DO THIS
State how many lines in the entries below contain the string "spouse". Give only the number.

RECORD EXTRACTS
....................

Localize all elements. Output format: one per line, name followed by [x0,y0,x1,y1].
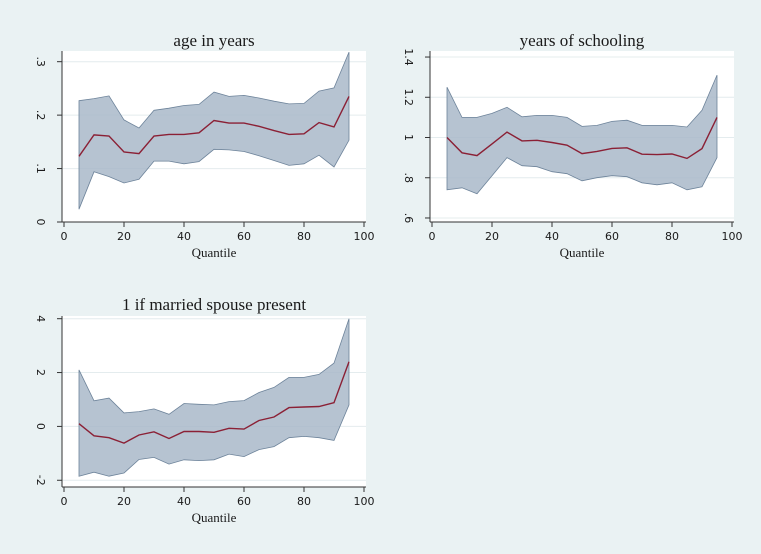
x-tick-label: 60 [605,230,619,243]
x-tick-label: 80 [665,230,679,243]
y-tick-label: 0 [34,423,47,430]
x-axis-label: Quantile [192,245,237,260]
x-tick-label: 100 [722,230,743,243]
estimate-line [446,117,718,160]
x-tick-label: 0 [61,230,68,243]
x-tick-label: 20 [485,230,499,243]
chart-panel-3: 0 20 40 60 80 100 -2 0 2 4 1 if married spouse pre… [34,295,375,525]
x-tick-label: 20 [117,230,131,243]
confidence-band [78,318,350,477]
y-tick-label: -2 [34,475,47,486]
confidence-band [446,74,718,195]
y-tick-label: 1.4 [402,48,415,66]
x-tick-label: 80 [297,230,311,243]
x-tick-label: 40 [177,230,191,243]
estimate-line [78,361,350,444]
x-tick-label: 40 [545,230,559,243]
x-tick-label: 100 [354,495,375,508]
y-tick-label: .2 [34,110,47,121]
confidence-band [78,51,350,210]
y-tick-label: .1 [34,163,47,174]
chart-title: age in years [173,31,254,50]
x-tick-label: 0 [429,230,436,243]
chart-panel-1: 0 20 40 60 80 100 0 .1 .2 .3 age in years Quantile [34,31,375,260]
x-tick-label: 0 [61,495,68,508]
x-tick-label: 60 [237,495,251,508]
y-tick-label: 1.2 [402,89,415,107]
x-axis-label: Quantile [560,245,605,260]
x-tick-label: 60 [237,230,251,243]
y-tick-label: .6 [402,213,415,224]
x-axis-label: Quantile [192,510,237,525]
y-tick-label: .8 [402,172,415,183]
x-tick-label: 20 [117,495,131,508]
y-tick-label: .3 [34,56,47,67]
chart-title: years of schooling [520,31,645,50]
y-tick-label: 4 [34,315,47,322]
y-tick-label: 2 [34,369,47,376]
x-tick-label: 40 [177,495,191,508]
x-tick-label: 80 [297,495,311,508]
y-tick-label: 1 [402,134,415,141]
chart-panel-2: 0 20 40 60 80 100 .6 .8 1 1.2 1.4 years of schoolin… [402,31,743,260]
estimate-line [78,96,350,157]
y-tick-label: 0 [34,219,47,226]
x-tick-label: 100 [354,230,375,243]
chart-title: 1 if married spouse present [122,295,306,314]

....................

RESULT BELOW
2